::: Material for the task

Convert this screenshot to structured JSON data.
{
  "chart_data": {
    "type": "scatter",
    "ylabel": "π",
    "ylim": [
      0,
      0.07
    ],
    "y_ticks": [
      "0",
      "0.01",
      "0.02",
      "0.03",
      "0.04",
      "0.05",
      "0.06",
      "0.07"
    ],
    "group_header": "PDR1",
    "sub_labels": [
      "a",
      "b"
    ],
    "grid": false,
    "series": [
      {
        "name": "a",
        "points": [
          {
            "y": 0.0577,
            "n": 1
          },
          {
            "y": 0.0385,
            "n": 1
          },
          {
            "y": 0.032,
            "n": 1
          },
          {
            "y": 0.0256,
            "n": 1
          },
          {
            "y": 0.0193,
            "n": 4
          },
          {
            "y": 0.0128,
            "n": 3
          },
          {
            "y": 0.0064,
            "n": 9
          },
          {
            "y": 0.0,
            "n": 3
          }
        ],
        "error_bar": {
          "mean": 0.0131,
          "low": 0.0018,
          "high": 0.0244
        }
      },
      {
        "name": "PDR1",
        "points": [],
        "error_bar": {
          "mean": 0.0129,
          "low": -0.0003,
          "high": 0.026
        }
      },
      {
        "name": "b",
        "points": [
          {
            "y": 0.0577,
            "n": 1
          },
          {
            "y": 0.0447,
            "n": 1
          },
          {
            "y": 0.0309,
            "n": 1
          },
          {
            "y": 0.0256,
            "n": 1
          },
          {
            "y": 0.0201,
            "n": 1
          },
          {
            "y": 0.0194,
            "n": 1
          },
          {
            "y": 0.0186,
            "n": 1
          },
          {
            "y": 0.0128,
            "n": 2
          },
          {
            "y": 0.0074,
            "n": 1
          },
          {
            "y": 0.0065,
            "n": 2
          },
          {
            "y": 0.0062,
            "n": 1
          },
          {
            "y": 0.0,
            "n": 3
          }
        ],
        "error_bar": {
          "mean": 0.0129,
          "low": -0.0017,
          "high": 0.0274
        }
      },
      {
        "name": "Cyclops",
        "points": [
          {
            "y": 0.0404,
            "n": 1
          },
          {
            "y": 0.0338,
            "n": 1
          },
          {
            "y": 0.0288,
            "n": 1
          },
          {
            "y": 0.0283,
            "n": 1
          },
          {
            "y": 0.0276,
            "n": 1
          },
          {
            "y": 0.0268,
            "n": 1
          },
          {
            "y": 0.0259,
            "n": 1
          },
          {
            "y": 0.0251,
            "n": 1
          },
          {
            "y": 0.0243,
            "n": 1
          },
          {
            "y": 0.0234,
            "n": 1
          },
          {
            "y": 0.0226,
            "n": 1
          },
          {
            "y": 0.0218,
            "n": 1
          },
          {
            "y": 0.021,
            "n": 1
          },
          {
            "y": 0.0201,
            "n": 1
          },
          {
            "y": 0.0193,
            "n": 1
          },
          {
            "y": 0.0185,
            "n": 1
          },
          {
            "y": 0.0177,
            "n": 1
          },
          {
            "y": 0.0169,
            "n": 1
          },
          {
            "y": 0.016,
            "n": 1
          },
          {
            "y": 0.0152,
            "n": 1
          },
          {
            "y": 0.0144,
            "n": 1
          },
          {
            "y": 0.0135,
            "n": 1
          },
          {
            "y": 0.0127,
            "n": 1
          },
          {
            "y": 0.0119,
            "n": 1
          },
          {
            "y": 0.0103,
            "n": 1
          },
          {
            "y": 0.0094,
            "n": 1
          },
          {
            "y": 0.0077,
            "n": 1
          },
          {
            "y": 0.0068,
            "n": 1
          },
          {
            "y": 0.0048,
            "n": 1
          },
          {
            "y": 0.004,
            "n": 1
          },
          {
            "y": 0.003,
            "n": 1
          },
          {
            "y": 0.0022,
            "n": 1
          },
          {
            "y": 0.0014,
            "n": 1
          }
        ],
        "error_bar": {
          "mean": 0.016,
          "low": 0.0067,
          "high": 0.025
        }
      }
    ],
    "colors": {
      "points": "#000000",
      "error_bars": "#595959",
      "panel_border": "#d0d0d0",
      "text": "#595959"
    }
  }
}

::::::

What you should do >>
Write out every entry word for word.

Completed task >>
Convert this screenshot to structured JSON data.
{
  "chart_data": {
    "type": "scatter",
    "ylabel": "π",
    "ylim": [
      0,
      0.07
    ],
    "y_ticks": [
      "0",
      "0.01",
      "0.02",
      "0.03",
      "0.04",
      "0.05",
      "0.06",
      "0.07"
    ],
    "group_header": "PDR1",
    "sub_labels": [
      "a",
      "b"
    ],
    "grid": false,
    "series": [
      {
        "name": "a",
        "points": [
          {
            "y": 0.0577,
            "n": 1
          },
          {
            "y": 0.0385,
            "n": 1
          },
          {
            "y": 0.032,
            "n": 1
          },
          {
            "y": 0.0256,
            "n": 1
          },
          {
            "y": 0.0193,
            "n": 4
          },
          {
            "y": 0.0128,
            "n": 3
          },
          {
            "y": 0.0064,
            "n": 9
          },
          {
            "y": 0.0,
            "n": 3
          }
        ],
        "error_bar": {
          "mean": 0.0131,
          "low": 0.0018,
          "high": 0.0244
        }
      },
      {
        "name": "PDR1",
        "points": [],
        "error_bar": {
          "mean": 0.0129,
          "low": -0.0003,
          "high": 0.026
        }
      },
      {
        "name": "b",
        "points": [
          {
            "y": 0.0577,
            "n": 1
          },
          {
            "y": 0.0447,
            "n": 1
          },
          {
            "y": 0.0309,
            "n": 1
          },
          {
            "y": 0.0256,
            "n": 1
          },
          {
            "y": 0.0201,
            "n": 1
          },
          {
            "y": 0.0194,
            "n": 1
          },
          {
            "y": 0.0186,
            "n": 1
          },
          {
            "y": 0.0128,
            "n": 2
          },
          {
            "y": 0.0074,
            "n": 1
          },
          {
            "y": 0.0065,
            "n": 2
          },
          {
            "y": 0.0062,
            "n": 1
          },
          {
            "y": 0.0,
            "n": 3
          }
        ],
        "error_bar": {
          "mean": 0.0129,
          "low": -0.0017,
          "high": 0.0274
        }
      },
      {
        "name": "Cyclops",
        "points": [
          {
            "y": 0.0404,
            "n": 1
          },
          {
            "y": 0.0338,
            "n": 1
          },
          {
            "y": 0.0288,
            "n": 1
          },
          {
            "y": 0.0283,
            "n": 1
          },
          {
            "y": 0.0276,
            "n": 1
          },
          {
            "y": 0.0268,
            "n": 1
          },
          {
            "y": 0.0259,
            "n": 1
          },
          {
            "y": 0.0251,
            "n": 1
          },
          {
            "y": 0.0243,
            "n": 1
          },
          {
            "y": 0.0234,
            "n": 1
          },
          {
            "y": 0.0226,
            "n": 1
          },
          {
            "y": 0.0218,
            "n": 1
          },
          {
            "y": 0.021,
            "n": 1
          },
          {
            "y": 0.0201,
            "n": 1
          },
          {
            "y": 0.0193,
            "n": 1
          },
          {
            "y": 0.0185,
            "n": 1
          },
          {
            "y": 0.0177,
            "n": 1
          },
          {
            "y": 0.0169,
            "n": 1
          },
          {
            "y": 0.016,
            "n": 1
          },
          {
            "y": 0.0152,
            "n": 1
          },
          {
            "y": 0.0144,
            "n": 1
          },
          {
            "y": 0.0135,
            "n": 1
          },
          {
            "y": 0.0127,
            "n": 1
          },
          {
            "y": 0.0119,
            "n": 1
          },
          {
            "y": 0.0103,
            "n": 1
          },
          {
            "y": 0.0094,
            "n": 1
          },
          {
            "y": 0.0077,
            "n": 1
          },
          {
            "y": 0.0068,
            "n": 1
          },
          {
            "y": 0.0048,
            "n": 1
          },
          {
            "y": 0.004,
            "n": 1
          },
          {
            "y": 0.003,
            "n": 1
          },
          {
            "y": 0.0022,
            "n": 1
          },
          {
            "y": 0.0014,
            "n": 1
          }
        ],
        "error_bar": {
          "mean": 0.016,
          "low": 0.0067,
          "high": 0.025
        }
      }
    ],
    "colors": {
      "points": "#000000",
      "error_bars": "#595959",
      "panel_border": "#d0d0d0",
      "text": "#595959"
    }
  }
}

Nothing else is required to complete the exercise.